- **Stated problem**
Gather up all lines that carry the word "title".

- **Exercise input**
┄┄┄┄┄┄┄┄┄┄

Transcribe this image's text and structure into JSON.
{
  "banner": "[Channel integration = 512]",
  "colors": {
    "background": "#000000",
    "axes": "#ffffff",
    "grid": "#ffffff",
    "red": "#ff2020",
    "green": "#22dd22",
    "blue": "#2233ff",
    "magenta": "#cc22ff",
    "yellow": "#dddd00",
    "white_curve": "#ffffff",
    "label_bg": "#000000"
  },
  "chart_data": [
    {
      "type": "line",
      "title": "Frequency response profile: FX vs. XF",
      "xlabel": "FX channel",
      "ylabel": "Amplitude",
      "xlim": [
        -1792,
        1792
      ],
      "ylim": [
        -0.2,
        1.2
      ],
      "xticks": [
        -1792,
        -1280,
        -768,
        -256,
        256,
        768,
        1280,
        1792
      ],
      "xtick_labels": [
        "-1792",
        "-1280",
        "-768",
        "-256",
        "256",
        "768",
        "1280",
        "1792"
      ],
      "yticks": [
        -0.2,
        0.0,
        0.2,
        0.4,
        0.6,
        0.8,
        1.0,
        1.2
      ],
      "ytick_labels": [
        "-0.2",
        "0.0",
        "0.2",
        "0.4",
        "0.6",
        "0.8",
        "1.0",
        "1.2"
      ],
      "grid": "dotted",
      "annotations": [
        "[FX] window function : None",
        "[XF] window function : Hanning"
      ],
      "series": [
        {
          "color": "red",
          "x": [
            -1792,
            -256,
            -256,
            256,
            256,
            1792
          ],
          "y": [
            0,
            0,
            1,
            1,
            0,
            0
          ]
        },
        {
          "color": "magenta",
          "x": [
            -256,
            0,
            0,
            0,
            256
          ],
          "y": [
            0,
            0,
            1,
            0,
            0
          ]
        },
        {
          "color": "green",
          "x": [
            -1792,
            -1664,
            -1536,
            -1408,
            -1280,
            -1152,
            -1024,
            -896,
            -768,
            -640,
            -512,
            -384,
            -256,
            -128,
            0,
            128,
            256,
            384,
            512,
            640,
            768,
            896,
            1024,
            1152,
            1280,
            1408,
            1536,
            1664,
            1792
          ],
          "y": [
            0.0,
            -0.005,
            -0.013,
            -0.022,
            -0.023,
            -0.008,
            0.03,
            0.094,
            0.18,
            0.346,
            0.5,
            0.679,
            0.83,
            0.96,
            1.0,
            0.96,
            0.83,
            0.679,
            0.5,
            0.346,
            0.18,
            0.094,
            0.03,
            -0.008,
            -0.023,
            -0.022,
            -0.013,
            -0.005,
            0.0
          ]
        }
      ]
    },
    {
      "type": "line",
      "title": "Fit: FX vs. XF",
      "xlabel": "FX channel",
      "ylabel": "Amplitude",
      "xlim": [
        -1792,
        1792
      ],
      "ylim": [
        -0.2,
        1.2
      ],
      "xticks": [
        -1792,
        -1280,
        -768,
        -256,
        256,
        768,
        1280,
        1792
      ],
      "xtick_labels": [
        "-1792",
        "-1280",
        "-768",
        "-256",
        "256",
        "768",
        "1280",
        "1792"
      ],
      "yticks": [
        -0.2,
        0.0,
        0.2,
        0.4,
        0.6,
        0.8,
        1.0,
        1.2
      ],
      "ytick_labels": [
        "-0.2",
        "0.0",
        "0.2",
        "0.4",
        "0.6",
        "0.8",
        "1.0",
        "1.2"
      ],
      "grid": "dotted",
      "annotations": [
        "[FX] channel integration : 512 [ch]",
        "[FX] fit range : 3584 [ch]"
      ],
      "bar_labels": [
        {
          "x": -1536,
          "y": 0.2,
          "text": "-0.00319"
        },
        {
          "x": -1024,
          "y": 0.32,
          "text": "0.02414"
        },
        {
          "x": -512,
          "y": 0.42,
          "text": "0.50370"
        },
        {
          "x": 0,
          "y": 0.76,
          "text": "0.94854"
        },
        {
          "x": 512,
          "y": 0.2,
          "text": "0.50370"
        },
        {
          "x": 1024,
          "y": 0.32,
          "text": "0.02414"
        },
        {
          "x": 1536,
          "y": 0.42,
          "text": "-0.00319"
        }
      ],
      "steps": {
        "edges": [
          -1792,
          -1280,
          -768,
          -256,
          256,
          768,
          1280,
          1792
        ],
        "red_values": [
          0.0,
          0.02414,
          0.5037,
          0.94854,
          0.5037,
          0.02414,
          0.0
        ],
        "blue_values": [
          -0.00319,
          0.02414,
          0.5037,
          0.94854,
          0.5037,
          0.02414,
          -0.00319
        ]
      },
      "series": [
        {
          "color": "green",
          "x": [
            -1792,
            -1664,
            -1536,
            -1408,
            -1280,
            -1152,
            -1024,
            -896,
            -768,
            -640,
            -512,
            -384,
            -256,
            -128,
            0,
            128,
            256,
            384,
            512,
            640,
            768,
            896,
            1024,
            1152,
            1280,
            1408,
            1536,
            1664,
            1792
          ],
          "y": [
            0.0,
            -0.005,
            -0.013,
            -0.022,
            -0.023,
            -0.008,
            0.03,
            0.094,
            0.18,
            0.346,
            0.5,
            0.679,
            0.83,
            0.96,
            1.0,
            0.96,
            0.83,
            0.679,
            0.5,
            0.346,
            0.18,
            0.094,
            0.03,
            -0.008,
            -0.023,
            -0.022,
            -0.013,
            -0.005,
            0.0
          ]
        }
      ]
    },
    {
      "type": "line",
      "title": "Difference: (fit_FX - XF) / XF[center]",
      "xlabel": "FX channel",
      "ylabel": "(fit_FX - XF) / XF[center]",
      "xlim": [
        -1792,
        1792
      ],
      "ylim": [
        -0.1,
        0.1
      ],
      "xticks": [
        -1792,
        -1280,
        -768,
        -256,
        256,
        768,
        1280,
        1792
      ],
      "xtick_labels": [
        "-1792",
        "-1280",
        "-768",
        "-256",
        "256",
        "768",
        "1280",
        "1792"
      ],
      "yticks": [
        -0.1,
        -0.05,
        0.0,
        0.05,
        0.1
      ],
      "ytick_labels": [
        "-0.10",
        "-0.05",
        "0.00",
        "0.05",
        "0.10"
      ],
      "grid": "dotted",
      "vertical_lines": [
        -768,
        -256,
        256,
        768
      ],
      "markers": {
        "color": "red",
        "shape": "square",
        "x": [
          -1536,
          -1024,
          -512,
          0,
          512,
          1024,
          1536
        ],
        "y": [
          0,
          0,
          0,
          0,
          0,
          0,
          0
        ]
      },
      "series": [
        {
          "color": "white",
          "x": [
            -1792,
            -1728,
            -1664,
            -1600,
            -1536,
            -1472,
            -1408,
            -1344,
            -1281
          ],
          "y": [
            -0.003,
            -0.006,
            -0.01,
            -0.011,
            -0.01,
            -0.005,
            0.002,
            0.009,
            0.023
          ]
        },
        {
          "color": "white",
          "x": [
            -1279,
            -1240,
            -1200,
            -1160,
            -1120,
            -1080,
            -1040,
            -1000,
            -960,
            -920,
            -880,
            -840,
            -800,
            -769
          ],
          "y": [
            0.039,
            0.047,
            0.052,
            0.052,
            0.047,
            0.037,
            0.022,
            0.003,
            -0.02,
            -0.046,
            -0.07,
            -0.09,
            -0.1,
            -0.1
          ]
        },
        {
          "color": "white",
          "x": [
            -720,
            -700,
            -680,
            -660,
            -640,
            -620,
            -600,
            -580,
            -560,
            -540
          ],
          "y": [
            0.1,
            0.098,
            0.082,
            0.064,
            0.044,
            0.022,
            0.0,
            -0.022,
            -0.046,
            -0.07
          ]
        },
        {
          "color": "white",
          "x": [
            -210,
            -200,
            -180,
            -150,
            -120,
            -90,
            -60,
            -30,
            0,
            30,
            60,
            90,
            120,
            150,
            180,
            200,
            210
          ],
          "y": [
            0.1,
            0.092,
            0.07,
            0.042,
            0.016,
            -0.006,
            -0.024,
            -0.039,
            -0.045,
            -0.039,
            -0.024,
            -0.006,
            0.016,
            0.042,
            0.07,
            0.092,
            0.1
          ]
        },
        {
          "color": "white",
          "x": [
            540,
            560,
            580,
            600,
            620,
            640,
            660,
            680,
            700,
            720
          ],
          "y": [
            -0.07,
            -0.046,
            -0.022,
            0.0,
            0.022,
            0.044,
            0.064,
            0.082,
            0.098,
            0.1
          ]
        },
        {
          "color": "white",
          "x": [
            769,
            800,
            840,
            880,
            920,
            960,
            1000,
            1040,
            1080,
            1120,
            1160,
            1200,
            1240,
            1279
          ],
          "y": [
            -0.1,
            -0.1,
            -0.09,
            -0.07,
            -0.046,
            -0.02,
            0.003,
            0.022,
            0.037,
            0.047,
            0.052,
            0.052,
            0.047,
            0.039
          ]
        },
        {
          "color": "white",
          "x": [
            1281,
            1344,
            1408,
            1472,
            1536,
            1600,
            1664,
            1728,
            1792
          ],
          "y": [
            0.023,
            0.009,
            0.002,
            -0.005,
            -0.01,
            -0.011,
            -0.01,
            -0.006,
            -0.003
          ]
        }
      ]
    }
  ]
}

┄┄┄┄┄┄┄┄┄┄

- **In response**
      "title": "Frequency response profile: FX vs. XF",
      "title": "Fit: FX vs. XF",
      "title": "Difference: (fit_FX - XF) / XF[center]",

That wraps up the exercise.